— The problem —
Identify each line in the records below that contains the word "binned", and copy it.

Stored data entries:

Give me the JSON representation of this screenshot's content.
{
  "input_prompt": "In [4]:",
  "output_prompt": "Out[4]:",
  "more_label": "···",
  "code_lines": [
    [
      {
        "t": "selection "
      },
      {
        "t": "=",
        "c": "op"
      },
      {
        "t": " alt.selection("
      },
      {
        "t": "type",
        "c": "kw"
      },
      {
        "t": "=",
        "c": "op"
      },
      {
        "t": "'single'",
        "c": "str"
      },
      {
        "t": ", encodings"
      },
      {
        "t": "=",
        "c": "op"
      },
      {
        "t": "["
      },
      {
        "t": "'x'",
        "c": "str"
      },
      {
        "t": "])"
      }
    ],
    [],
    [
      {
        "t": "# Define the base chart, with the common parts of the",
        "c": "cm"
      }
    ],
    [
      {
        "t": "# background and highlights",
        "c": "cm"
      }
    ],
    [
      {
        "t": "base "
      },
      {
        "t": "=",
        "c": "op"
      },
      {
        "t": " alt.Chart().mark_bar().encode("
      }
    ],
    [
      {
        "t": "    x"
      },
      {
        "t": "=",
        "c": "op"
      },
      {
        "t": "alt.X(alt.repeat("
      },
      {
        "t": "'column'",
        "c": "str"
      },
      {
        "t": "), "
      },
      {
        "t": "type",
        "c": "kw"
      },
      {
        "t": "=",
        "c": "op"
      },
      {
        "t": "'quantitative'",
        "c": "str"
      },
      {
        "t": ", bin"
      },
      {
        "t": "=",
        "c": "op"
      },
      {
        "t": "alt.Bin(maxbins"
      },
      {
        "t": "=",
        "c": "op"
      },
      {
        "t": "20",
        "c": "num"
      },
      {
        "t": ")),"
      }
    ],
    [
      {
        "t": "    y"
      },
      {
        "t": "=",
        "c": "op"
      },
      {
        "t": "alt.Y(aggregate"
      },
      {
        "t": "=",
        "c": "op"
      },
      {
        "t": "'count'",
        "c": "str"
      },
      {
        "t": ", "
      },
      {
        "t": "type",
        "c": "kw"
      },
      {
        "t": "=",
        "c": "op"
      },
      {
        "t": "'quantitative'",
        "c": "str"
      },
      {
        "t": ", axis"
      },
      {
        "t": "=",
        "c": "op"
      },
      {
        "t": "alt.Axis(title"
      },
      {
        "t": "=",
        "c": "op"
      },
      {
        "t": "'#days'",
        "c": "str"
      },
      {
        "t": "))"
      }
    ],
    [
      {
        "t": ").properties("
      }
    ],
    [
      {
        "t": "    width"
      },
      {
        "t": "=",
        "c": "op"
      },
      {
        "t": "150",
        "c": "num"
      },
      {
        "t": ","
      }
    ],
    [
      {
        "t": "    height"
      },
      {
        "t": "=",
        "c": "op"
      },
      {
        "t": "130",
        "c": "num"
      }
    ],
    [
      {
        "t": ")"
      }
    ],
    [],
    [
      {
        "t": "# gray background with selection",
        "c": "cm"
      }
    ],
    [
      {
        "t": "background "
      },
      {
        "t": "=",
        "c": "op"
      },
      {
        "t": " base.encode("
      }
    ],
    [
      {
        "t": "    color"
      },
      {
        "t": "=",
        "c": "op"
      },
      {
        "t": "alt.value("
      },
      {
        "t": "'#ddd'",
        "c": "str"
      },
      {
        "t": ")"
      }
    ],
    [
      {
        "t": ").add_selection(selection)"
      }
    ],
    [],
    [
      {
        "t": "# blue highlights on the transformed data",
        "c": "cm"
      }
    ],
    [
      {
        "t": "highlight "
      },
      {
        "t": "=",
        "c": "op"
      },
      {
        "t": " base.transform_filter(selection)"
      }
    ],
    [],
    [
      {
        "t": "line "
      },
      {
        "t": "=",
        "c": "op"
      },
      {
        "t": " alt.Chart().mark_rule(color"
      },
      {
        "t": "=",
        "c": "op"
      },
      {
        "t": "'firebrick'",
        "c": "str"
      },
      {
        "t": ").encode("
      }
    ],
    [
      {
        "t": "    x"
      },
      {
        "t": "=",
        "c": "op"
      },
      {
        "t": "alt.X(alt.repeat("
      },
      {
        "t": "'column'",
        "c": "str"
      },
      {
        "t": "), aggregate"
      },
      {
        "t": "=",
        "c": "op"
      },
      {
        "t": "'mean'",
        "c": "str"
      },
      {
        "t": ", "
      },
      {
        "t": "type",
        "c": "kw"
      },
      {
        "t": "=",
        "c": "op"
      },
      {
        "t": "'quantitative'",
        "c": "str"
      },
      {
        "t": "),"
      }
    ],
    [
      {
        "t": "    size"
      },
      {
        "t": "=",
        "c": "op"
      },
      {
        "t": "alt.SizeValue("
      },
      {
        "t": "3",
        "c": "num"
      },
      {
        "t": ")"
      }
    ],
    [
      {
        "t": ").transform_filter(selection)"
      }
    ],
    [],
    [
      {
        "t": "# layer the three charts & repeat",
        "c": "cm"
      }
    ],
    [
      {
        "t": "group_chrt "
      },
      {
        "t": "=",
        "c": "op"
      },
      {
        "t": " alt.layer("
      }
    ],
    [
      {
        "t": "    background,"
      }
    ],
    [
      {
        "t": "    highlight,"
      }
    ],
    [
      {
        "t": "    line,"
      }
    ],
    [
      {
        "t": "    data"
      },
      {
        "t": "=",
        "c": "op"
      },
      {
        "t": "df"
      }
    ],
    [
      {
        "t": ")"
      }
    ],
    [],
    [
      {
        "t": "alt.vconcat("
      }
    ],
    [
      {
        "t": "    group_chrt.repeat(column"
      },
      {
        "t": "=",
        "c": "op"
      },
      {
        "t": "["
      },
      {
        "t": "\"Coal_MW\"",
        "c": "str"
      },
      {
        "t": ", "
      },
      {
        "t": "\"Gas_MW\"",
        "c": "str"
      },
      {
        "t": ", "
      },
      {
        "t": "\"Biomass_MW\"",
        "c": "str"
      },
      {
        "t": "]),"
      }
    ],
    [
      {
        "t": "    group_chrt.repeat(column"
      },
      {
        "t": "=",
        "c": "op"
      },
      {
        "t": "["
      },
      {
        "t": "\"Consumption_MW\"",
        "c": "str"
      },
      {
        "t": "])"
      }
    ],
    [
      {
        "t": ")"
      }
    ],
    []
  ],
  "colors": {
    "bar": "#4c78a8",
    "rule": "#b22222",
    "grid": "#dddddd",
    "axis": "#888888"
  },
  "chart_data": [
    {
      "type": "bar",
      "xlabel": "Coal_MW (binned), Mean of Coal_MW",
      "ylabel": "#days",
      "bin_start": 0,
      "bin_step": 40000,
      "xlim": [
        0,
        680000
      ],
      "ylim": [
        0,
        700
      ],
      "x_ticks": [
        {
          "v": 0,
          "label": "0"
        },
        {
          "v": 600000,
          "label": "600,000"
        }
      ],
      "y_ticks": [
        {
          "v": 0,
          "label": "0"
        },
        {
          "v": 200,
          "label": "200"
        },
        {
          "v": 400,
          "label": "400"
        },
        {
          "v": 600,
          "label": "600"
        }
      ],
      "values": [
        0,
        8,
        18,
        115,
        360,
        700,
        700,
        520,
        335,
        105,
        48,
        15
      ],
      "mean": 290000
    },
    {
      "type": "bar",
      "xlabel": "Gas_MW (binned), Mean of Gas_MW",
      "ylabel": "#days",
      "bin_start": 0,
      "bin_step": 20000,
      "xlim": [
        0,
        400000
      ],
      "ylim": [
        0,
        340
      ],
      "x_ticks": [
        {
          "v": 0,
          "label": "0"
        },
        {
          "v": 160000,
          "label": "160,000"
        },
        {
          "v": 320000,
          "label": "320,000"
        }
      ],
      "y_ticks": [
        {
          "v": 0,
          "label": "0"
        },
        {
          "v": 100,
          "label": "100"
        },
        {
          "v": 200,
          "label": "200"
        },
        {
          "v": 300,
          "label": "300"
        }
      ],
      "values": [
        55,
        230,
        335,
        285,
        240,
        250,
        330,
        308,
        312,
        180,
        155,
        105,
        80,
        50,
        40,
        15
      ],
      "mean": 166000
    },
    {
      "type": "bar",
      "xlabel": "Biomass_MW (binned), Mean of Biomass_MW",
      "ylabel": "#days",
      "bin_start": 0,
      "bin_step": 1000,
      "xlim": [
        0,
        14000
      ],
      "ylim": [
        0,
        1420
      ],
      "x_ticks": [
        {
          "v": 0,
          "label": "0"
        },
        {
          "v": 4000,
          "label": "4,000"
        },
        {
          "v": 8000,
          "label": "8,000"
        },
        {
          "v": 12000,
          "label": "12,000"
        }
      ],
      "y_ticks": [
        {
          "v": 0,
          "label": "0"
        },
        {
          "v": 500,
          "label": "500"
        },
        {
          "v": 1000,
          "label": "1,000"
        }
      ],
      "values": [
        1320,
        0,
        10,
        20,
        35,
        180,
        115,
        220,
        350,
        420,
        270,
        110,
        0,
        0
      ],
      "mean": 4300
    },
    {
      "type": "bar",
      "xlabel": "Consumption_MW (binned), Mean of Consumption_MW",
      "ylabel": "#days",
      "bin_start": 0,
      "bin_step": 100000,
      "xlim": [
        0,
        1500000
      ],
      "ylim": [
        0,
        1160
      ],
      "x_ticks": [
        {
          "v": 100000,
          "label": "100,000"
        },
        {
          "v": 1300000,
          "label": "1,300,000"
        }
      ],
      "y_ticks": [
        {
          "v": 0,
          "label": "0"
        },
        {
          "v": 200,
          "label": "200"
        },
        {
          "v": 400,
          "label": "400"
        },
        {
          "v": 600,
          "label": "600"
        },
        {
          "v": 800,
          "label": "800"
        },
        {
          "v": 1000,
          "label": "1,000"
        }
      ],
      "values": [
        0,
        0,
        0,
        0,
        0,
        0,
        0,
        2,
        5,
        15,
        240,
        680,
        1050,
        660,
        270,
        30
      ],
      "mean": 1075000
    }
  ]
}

— Exercise response —
      "xlabel": "Coal_MW (binned), Mean of Coal_MW",
      "xlabel": "Gas_MW (binned), Mean of Gas_MW",
      "xlabel": "Biomass_MW (binned), Mean of Biomass_MW",
      "xlabel": "Consumption_MW (binned), Mean of Consumption_MW",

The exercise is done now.